→ **DESCRIPTION OF THE TASK**
Produce a word-for-word copy of the listing below without its pictures.

───── RECORDS FOR THIS TASK ─────

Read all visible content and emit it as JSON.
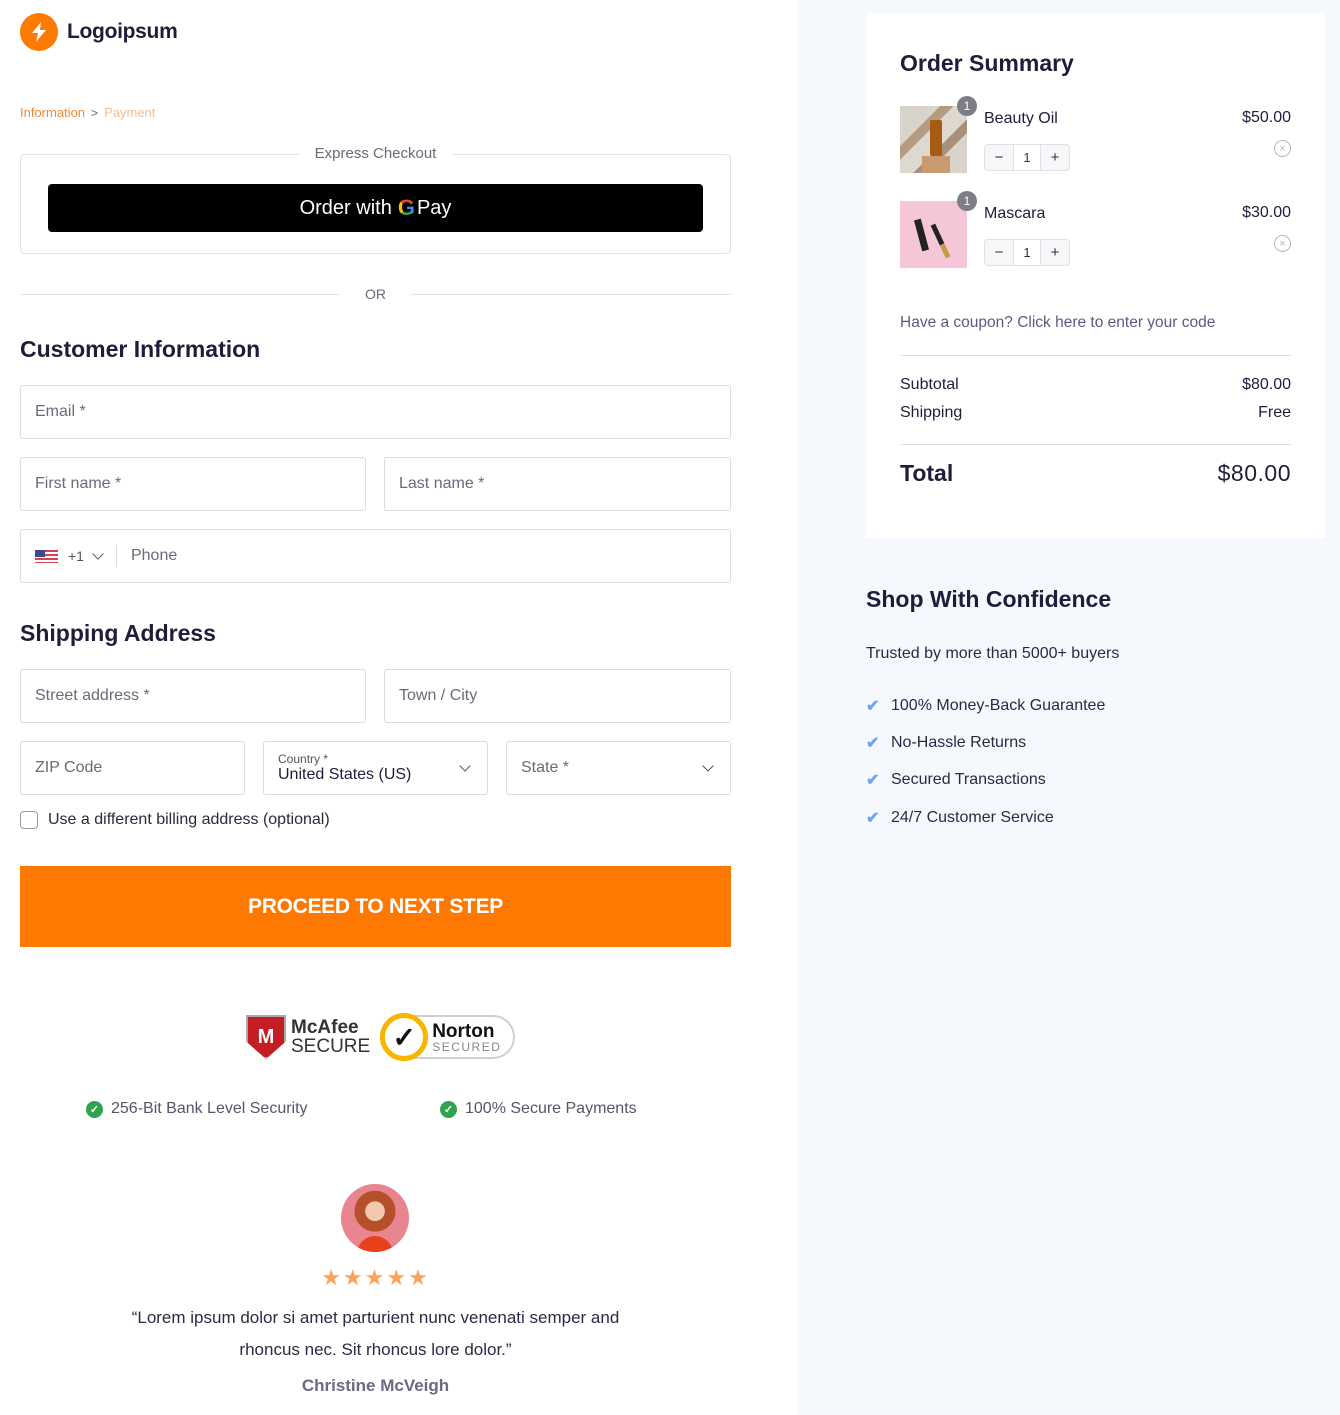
{
  "brand": {
    "name": "Logoipsum",
    "icon": "lightning-bolt-icon",
    "accent_color": "#ff7a00"
  },
  "breadcrumb": {
    "items": [
      "Information",
      "Payment"
    ],
    "separator": ">"
  },
  "express_checkout": {
    "label": "Express Checkout",
    "button_prefix": "Order with",
    "button_g": "G",
    "button_suffix": "Pay"
  },
  "or_label": "OR",
  "customer_info": {
    "title": "Customer Information",
    "email_placeholder": "Email *",
    "first_name_placeholder": "First name *",
    "last_name_placeholder": "Last name *",
    "phone_code": "+1",
    "phone_placeholder": "Phone"
  },
  "shipping": {
    "title": "Shipping Address",
    "street_placeholder": "Street address *",
    "city_placeholder": "Town / City",
    "zip_placeholder": "ZIP Code",
    "country_label": "Country *",
    "country_value": "United States (US)",
    "state_placeholder": "State *",
    "billing_checkbox_label": "Use a different billing address (optional)",
    "billing_checked": false
  },
  "proceed_button": "PROCEED TO NEXT STEP",
  "badges": {
    "mcafee": {
      "shield": "M",
      "line1": "McAfee",
      "line2": "SECURE"
    },
    "norton": {
      "check": "✓",
      "line1": "Norton",
      "line2": "SECURED"
    }
  },
  "security": [
    "256-Bit Bank Level Security",
    "100% Secure Payments"
  ],
  "testimonial": {
    "rating": 5,
    "stars": "★★★★★",
    "quote": "“Lorem ipsum dolor si amet parturient nunc venenati semper and rhoncus nec. Sit rhoncus lore dolor.”",
    "author": "Christine McVeigh"
  },
  "order_summary": {
    "title": "Order Summary",
    "items": [
      {
        "name": "Beauty Oil",
        "price": "$50.00",
        "quantity": "1",
        "badge": "1"
      },
      {
        "name": "Mascara",
        "price": "$30.00",
        "quantity": "1",
        "badge": "1"
      }
    ],
    "minus": "−",
    "plus": "+",
    "remove": "×",
    "coupon_text": "Have a coupon? Click here to enter your code",
    "subtotal_label": "Subtotal",
    "subtotal_value": "$80.00",
    "shipping_label": "Shipping",
    "shipping_value": "Free",
    "total_label": "Total",
    "total_value": "$80.00"
  },
  "confidence": {
    "title": "Shop With Confidence",
    "subtitle": "Trusted by more than 5000+ buyers",
    "check": "✔",
    "items": [
      "100% Money-Back Guarantee",
      "No-Hassle Returns",
      "Secured Transactions",
      "24/7 Customer Service"
    ]
  }
}
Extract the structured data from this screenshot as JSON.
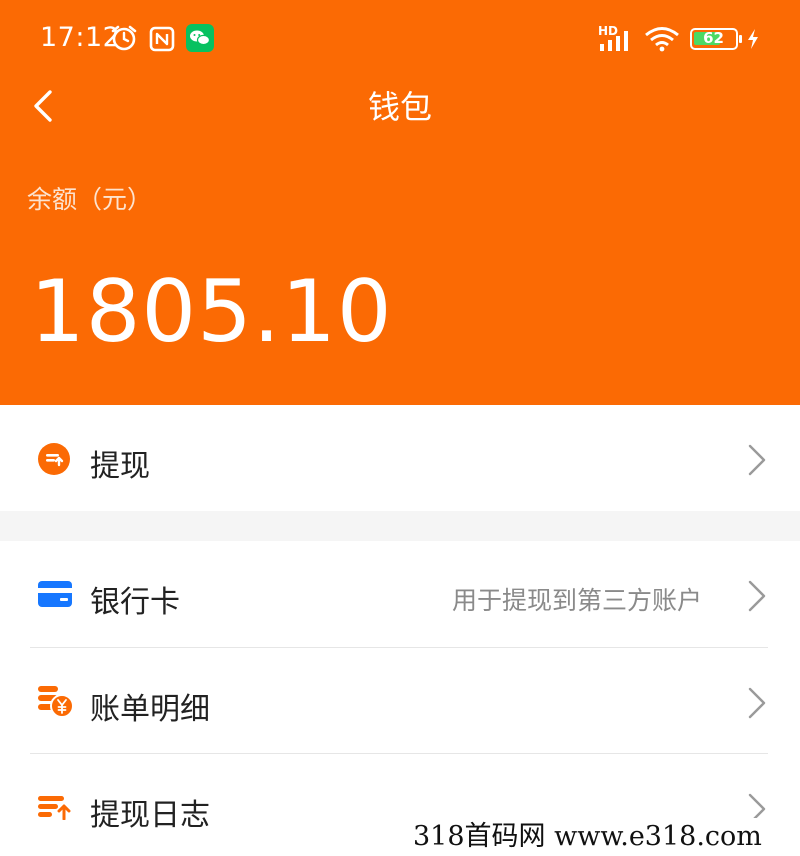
{
  "status_bar": {
    "time": "17:12",
    "battery_level": "62",
    "network_badge": "HD",
    "icons": [
      "alarm-icon",
      "nfc-icon",
      "wechat-icon",
      "signal-icon",
      "wifi-icon",
      "battery-icon",
      "charging-icon"
    ]
  },
  "nav": {
    "title": "钱包",
    "back_icon": "chevron-left-icon"
  },
  "balance": {
    "label": "余额（元）",
    "amount": "1805.10"
  },
  "menu": {
    "withdraw": {
      "label": "提现",
      "icon": "withdraw-icon"
    },
    "bank_card": {
      "label": "银行卡",
      "hint": "用于提现到第三方账户",
      "icon": "bank-card-icon"
    },
    "bill_details": {
      "label": "账单明细",
      "icon": "coins-yen-icon"
    },
    "withdraw_log": {
      "label": "提现日志",
      "icon": "withdraw-log-icon"
    }
  },
  "watermark": {
    "text": "318首码网  www.e318.com"
  },
  "colors": {
    "brand_orange": "#fb6a04",
    "bank_blue": "#1677ff",
    "wechat_green": "#07c160"
  }
}
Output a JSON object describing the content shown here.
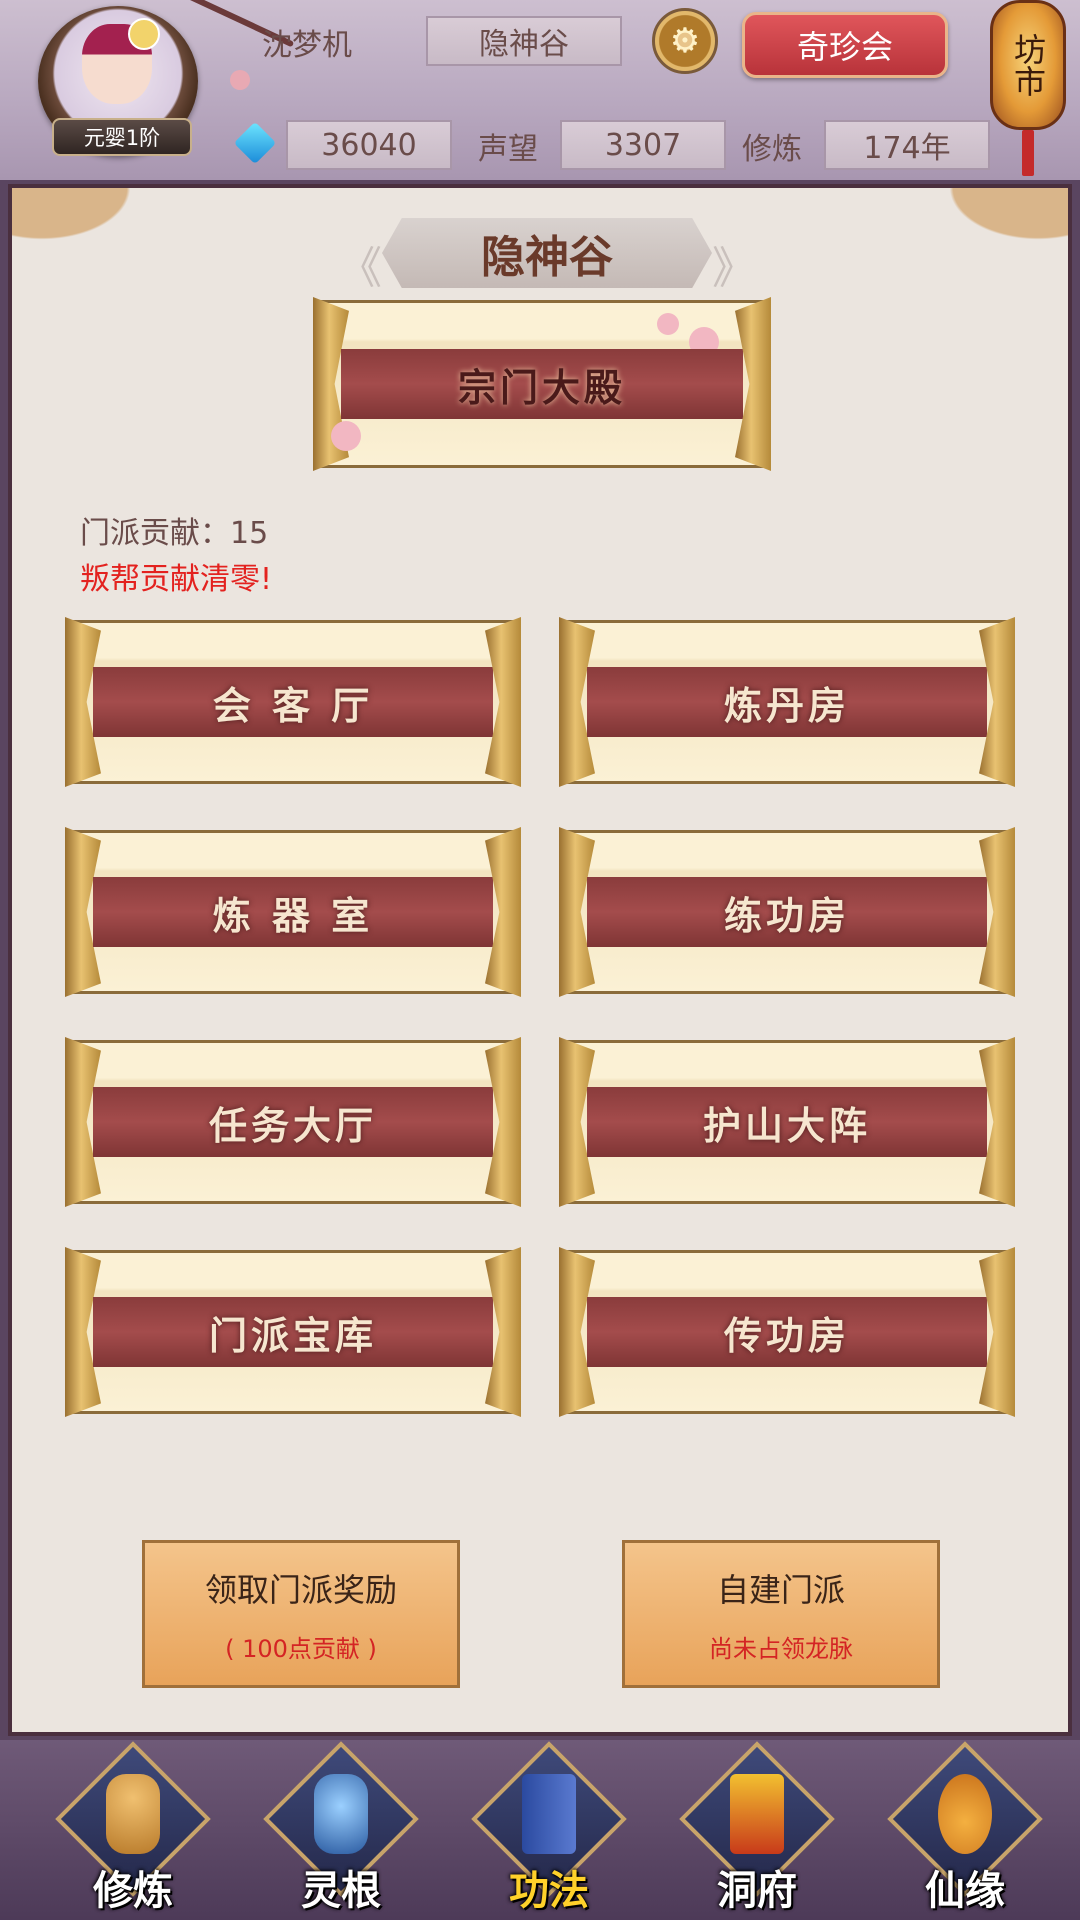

─────

→ **ANSWER TO THIS PROBLEM**
Read all visible content and emit it as JSON.
{
  "brand": {
    "name": "Logoipsum",
    "icon": "lightning-bolt-icon",
    "accent_color": "#ff7a00"
  },
  "breadcrumb": {
    "items": [
      "Information",
      "Payment"
    ],
    "separator": ">"
  },
  "express_checkout": {
    "label": "Express Checkout",
    "button_prefix": "Order with",
    "button_g": "G",
    "button_suffix": "Pay"
  },
  "or_label": "OR",
  "customer_info": {
    "title": "Customer Information",
    "email_placeholder": "Email *",
    "first_name_placeholder": "First name *",
    "last_name_placeholder": "Last name *",
    "phone_code": "+1",
    "phone_placeholder": "Phone"
  },
  "shipping": {
    "title": "Shipping Address",
    "street_placeholder": "Street address *",
    "city_placeholder": "Town / City",
    "zip_placeholder": "ZIP Code",
    "country_label": "Country *",
    "country_value": "United States (US)",
    "state_placeholder": "State *",
    "billing_checkbox_label": "Use a different billing address (optional)",
    "billing_checked": false
  },
  "proceed_button": "PROCEED TO NEXT STEP",
  "badges": {
    "mcafee": {
      "shield": "M",
      "line1": "McAfee",
      "line2": "SECURE"
    },
    "norton": {
      "check": "✓",
      "line1": "Norton",
      "line2": "SECURED"
    }
  },
  "security": [
    "256-Bit Bank Level Security",
    "100% Secure Payments"
  ],
  "testimonial": {
    "rating": 5,
    "stars": "★★★★★",
    "quote": "“Lorem ipsum dolor si amet parturient nunc venenati semper and rhoncus nec. Sit rhoncus lore dolor.”",
    "author": "Christine McVeigh"
  },
  "order_summary": {
    "title": "Order Summary",
    "items": [
      {
        "name": "Beauty Oil",
        "price": "$50.00",
        "quantity": "1",
        "badge": "1"
      },
      {
        "name": "Mascara",
        "price": "$30.00",
        "quantity": "1",
        "badge": "1"
      }
    ],
    "minus": "−",
    "plus": "+",
    "remove": "×",
    "coupon_text": "Have a coupon? Click here to enter your code",
    "subtotal_label": "Subtotal",
    "subtotal_value": "$80.00",
    "shipping_label": "Shipping",
    "shipping_value": "Free",
    "total_label": "Total",
    "total_value": "$80.00"
  },
  "confidence": {
    "title": "Shop With Confidence",
    "subtitle": "Trusted by more than 5000+ buyers",
    "check": "✔",
    "items": [
      "100% Money-Back Guarantee",
      "No-Hassle Returns",
      "Secured Transactions",
      "24/7 Customer Service"
    ]
  }
}
Extract the structured data from this screenshot as JSON.
{
  "status_bar": {
    "time": "17:12",
    "battery_level": "62",
    "network_badge": "HD",
    "icons": [
      "alarm-icon",
      "nfc-icon",
      "wechat-icon",
      "signal-icon",
      "wifi-icon",
      "battery-icon",
      "charging-icon"
    ]
  },
  "nav": {
    "title": "钱包",
    "back_icon": "chevron-left-icon"
  },
  "balance": {
    "label": "余额（元）",
    "amount": "1805.10"
  },
  "menu": {
    "withdraw": {
      "label": "提现",
      "icon": "withdraw-icon"
    },
    "bank_card": {
      "label": "银行卡",
      "hint": "用于提现到第三方账户",
      "icon": "bank-card-icon"
    },
    "bill_details": {
      "label": "账单明细",
      "icon": "coins-yen-icon"
    },
    "withdraw_log": {
      "label": "提现日志",
      "icon": "withdraw-log-icon"
    }
  },
  "watermark": {
    "text": "318首码网  www.e318.com"
  },
  "colors": {
    "brand_orange": "#fb6a04",
    "bank_blue": "#1677ff",
    "wechat_green": "#07c160"
  }
}
Output a JSON object describing the content shown here.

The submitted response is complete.